Records from a collection of figures
——
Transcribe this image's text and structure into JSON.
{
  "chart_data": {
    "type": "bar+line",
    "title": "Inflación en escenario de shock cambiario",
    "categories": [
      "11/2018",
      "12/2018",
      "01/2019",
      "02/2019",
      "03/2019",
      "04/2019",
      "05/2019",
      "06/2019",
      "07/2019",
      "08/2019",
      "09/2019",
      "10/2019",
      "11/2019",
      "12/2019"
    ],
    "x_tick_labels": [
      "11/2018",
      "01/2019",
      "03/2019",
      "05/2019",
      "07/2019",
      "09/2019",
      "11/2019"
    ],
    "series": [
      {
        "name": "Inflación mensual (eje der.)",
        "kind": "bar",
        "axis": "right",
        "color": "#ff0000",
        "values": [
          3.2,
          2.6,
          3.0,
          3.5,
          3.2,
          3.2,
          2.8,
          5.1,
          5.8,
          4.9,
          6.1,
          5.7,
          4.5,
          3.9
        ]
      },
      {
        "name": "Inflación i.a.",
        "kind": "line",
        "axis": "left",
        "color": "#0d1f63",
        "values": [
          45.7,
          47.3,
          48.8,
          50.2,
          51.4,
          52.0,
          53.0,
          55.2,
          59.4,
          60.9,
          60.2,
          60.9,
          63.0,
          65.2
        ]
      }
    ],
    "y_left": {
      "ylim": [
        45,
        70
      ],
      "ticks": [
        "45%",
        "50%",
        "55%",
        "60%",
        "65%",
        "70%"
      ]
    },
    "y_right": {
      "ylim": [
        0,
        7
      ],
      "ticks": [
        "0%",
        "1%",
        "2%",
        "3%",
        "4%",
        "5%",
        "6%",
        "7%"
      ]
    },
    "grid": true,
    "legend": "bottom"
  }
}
——
◆ **EXERCISE DETAILS**
Print out every entry, keeping each one exact.

◆ **TASK SOLUTION**
Transcribe this image's text and structure into JSON.
{
  "chart_data": {
    "type": "bar+line",
    "title": "Inflación en escenario de shock cambiario",
    "categories": [
      "11/2018",
      "12/2018",
      "01/2019",
      "02/2019",
      "03/2019",
      "04/2019",
      "05/2019",
      "06/2019",
      "07/2019",
      "08/2019",
      "09/2019",
      "10/2019",
      "11/2019",
      "12/2019"
    ],
    "x_tick_labels": [
      "11/2018",
      "01/2019",
      "03/2019",
      "05/2019",
      "07/2019",
      "09/2019",
      "11/2019"
    ],
    "series": [
      {
        "name": "Inflación mensual (eje der.)",
        "kind": "bar",
        "axis": "right",
        "color": "#ff0000",
        "values": [
          3.2,
          2.6,
          3.0,
          3.5,
          3.2,
          3.2,
          2.8,
          5.1,
          5.8,
          4.9,
          6.1,
          5.7,
          4.5,
          3.9
        ]
      },
      {
        "name": "Inflación i.a.",
        "kind": "line",
        "axis": "left",
        "color": "#0d1f63",
        "values": [
          45.7,
          47.3,
          48.8,
          50.2,
          51.4,
          52.0,
          53.0,
          55.2,
          59.4,
          60.9,
          60.2,
          60.9,
          63.0,
          65.2
        ]
      }
    ],
    "y_left": {
      "ylim": [
        45,
        70
      ],
      "ticks": [
        "45%",
        "50%",
        "55%",
        "60%",
        "65%",
        "70%"
      ]
    },
    "y_right": {
      "ylim": [
        0,
        7
      ],
      "ticks": [
        "0%",
        "1%",
        "2%",
        "3%",
        "4%",
        "5%",
        "6%",
        "7%"
      ]
    },
    "grid": true,
    "legend": "bottom"
  }
}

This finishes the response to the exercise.